▶ _Goal_: Write out all of the entries exactly, please.

Start Data

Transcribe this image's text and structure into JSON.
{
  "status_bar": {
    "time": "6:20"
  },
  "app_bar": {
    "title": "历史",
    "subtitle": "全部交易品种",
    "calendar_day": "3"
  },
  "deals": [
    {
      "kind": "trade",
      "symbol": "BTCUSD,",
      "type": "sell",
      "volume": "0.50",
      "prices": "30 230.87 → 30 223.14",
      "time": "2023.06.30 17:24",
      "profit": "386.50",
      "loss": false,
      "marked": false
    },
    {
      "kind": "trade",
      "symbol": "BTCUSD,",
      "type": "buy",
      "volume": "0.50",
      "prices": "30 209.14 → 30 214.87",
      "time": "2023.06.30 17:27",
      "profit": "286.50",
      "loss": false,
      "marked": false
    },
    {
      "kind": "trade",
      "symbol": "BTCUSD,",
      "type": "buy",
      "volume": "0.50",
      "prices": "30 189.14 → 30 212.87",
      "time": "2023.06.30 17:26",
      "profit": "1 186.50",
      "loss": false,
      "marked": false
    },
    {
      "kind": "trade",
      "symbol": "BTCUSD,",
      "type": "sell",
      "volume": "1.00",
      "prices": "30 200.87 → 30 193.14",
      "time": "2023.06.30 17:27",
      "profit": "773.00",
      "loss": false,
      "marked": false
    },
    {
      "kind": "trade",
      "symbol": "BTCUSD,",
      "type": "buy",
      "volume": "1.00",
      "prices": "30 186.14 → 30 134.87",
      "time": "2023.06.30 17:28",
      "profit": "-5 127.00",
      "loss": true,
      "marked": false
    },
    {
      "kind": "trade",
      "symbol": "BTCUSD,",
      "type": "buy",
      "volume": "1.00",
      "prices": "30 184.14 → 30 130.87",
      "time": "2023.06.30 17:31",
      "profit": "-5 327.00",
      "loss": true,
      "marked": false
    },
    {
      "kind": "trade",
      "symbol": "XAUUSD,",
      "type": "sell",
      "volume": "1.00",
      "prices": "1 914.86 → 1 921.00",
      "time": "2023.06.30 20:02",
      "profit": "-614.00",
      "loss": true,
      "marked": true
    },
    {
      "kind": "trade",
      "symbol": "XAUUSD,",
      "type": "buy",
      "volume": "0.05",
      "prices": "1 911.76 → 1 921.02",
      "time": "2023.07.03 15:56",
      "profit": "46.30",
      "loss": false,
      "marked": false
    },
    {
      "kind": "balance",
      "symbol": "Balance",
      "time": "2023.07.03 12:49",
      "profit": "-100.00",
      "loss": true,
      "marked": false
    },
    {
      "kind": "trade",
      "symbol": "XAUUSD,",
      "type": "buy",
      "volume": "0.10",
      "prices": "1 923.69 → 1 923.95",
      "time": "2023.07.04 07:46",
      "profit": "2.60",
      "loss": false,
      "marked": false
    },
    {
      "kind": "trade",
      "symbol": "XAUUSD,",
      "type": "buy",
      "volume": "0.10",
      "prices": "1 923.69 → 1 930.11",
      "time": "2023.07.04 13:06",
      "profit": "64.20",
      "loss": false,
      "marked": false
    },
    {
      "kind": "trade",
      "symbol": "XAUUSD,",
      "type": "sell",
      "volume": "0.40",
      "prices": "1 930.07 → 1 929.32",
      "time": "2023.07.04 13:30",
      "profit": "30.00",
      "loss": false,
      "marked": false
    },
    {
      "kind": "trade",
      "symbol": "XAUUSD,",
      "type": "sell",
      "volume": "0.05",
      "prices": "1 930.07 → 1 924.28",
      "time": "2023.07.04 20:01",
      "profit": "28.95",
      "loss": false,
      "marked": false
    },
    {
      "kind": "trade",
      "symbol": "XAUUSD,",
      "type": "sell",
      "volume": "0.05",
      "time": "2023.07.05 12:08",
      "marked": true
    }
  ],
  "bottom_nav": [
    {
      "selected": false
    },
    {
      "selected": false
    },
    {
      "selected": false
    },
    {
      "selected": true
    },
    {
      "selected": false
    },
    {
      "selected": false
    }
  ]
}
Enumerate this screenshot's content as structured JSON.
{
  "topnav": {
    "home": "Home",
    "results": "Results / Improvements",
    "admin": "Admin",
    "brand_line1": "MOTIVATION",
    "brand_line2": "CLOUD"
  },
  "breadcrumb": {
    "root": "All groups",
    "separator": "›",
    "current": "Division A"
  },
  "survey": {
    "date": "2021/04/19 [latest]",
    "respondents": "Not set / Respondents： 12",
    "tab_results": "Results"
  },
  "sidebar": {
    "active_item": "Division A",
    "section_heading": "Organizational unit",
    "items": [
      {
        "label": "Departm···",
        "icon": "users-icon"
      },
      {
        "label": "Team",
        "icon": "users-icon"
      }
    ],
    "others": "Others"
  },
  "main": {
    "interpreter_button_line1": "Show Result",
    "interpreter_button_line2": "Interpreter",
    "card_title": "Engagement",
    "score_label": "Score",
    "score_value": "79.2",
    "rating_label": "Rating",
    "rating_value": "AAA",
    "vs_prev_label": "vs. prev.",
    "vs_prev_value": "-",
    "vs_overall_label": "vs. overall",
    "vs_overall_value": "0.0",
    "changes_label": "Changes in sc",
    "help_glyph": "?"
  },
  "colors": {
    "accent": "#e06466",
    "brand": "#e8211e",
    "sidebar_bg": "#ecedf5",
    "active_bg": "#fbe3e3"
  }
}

End Data

▶ _Exercise result_:
Transcribe this image's text and structure into JSON.
{
  "status_bar": {
    "time": "6:20"
  },
  "app_bar": {
    "title": "历史",
    "subtitle": "全部交易品种",
    "calendar_day": "3"
  },
  "deals": [
    {
      "kind": "trade",
      "symbol": "BTCUSD,",
      "type": "sell",
      "volume": "0.50",
      "prices": "30 230.87 → 30 223.14",
      "time": "2023.06.30 17:24",
      "profit": "386.50",
      "loss": false,
      "marked": false
    },
    {
      "kind": "trade",
      "symbol": "BTCUSD,",
      "type": "buy",
      "volume": "0.50",
      "prices": "30 209.14 → 30 214.87",
      "time": "2023.06.30 17:27",
      "profit": "286.50",
      "loss": false,
      "marked": false
    },
    {
      "kind": "trade",
      "symbol": "BTCUSD,",
      "type": "buy",
      "volume": "0.50",
      "prices": "30 189.14 → 30 212.87",
      "time": "2023.06.30 17:26",
      "profit": "1 186.50",
      "loss": false,
      "marked": false
    },
    {
      "kind": "trade",
      "symbol": "BTCUSD,",
      "type": "sell",
      "volume": "1.00",
      "prices": "30 200.87 → 30 193.14",
      "time": "2023.06.30 17:27",
      "profit": "773.00",
      "loss": false,
      "marked": false
    },
    {
      "kind": "trade",
      "symbol": "BTCUSD,",
      "type": "buy",
      "volume": "1.00",
      "prices": "30 186.14 → 30 134.87",
      "time": "2023.06.30 17:28",
      "profit": "-5 127.00",
      "loss": true,
      "marked": false
    },
    {
      "kind": "trade",
      "symbol": "BTCUSD,",
      "type": "buy",
      "volume": "1.00",
      "prices": "30 184.14 → 30 130.87",
      "time": "2023.06.30 17:31",
      "profit": "-5 327.00",
      "loss": true,
      "marked": false
    },
    {
      "kind": "trade",
      "symbol": "XAUUSD,",
      "type": "sell",
      "volume": "1.00",
      "prices": "1 914.86 → 1 921.00",
      "time": "2023.06.30 20:02",
      "profit": "-614.00",
      "loss": true,
      "marked": true
    },
    {
      "kind": "trade",
      "symbol": "XAUUSD,",
      "type": "buy",
      "volume": "0.05",
      "prices": "1 911.76 → 1 921.02",
      "time": "2023.07.03 15:56",
      "profit": "46.30",
      "loss": false,
      "marked": false
    },
    {
      "kind": "balance",
      "symbol": "Balance",
      "time": "2023.07.03 12:49",
      "profit": "-100.00",
      "loss": true,
      "marked": false
    },
    {
      "kind": "trade",
      "symbol": "XAUUSD,",
      "type": "buy",
      "volume": "0.10",
      "prices": "1 923.69 → 1 923.95",
      "time": "2023.07.04 07:46",
      "profit": "2.60",
      "loss": false,
      "marked": false
    },
    {
      "kind": "trade",
      "symbol": "XAUUSD,",
      "type": "buy",
      "volume": "0.10",
      "prices": "1 923.69 → 1 930.11",
      "time": "2023.07.04 13:06",
      "profit": "64.20",
      "loss": false,
      "marked": false
    },
    {
      "kind": "trade",
      "symbol": "XAUUSD,",
      "type": "sell",
      "volume": "0.40",
      "prices": "1 930.07 → 1 929.32",
      "time": "2023.07.04 13:30",
      "profit": "30.00",
      "loss": false,
      "marked": false
    },
    {
      "kind": "trade",
      "symbol": "XAUUSD,",
      "type": "sell",
      "volume": "0.05",
      "prices": "1 930.07 → 1 924.28",
      "time": "2023.07.04 20:01",
      "profit": "28.95",
      "loss": false,
      "marked": false
    },
    {
      "kind": "trade",
      "symbol": "XAUUSD,",
      "type": "sell",
      "volume": "0.05",
      "time": "2023.07.05 12:08",
      "marked": true
    }
  ],
  "bottom_nav": [
    {
      "selected": false
    },
    {
      "selected": false
    },
    {
      "selected": false
    },
    {
      "selected": true
    },
    {
      "selected": false
    },
    {
      "selected": false
    }
  ]
}
Enumerate this screenshot's content as structured JSON.
{
  "topnav": {
    "home": "Home",
    "results": "Results / Improvements",
    "admin": "Admin",
    "brand_line1": "MOTIVATION",
    "brand_line2": "CLOUD"
  },
  "breadcrumb": {
    "root": "All groups",
    "separator": "›",
    "current": "Division A"
  },
  "survey": {
    "date": "2021/04/19 [latest]",
    "respondents": "Not set / Respondents： 12",
    "tab_results": "Results"
  },
  "sidebar": {
    "active_item": "Division A",
    "section_heading": "Organizational unit",
    "items": [
      {
        "label": "Departm···",
        "icon": "users-icon"
      },
      {
        "label": "Team",
        "icon": "users-icon"
      }
    ],
    "others": "Others"
  },
  "main": {
    "interpreter_button_line1": "Show Result",
    "interpreter_button_line2": "Interpreter",
    "card_title": "Engagement",
    "score_label": "Score",
    "score_value": "79.2",
    "rating_label": "Rating",
    "rating_value": "AAA",
    "vs_prev_label": "vs. prev.",
    "vs_prev_value": "-",
    "vs_overall_label": "vs. overall",
    "vs_overall_value": "0.0",
    "changes_label": "Changes in sc",
    "help_glyph": "?"
  },
  "colors": {
    "accent": "#e06466",
    "brand": "#e8211e",
    "sidebar_bg": "#ecedf5",
    "active_bg": "#fbe3e3"
  }
}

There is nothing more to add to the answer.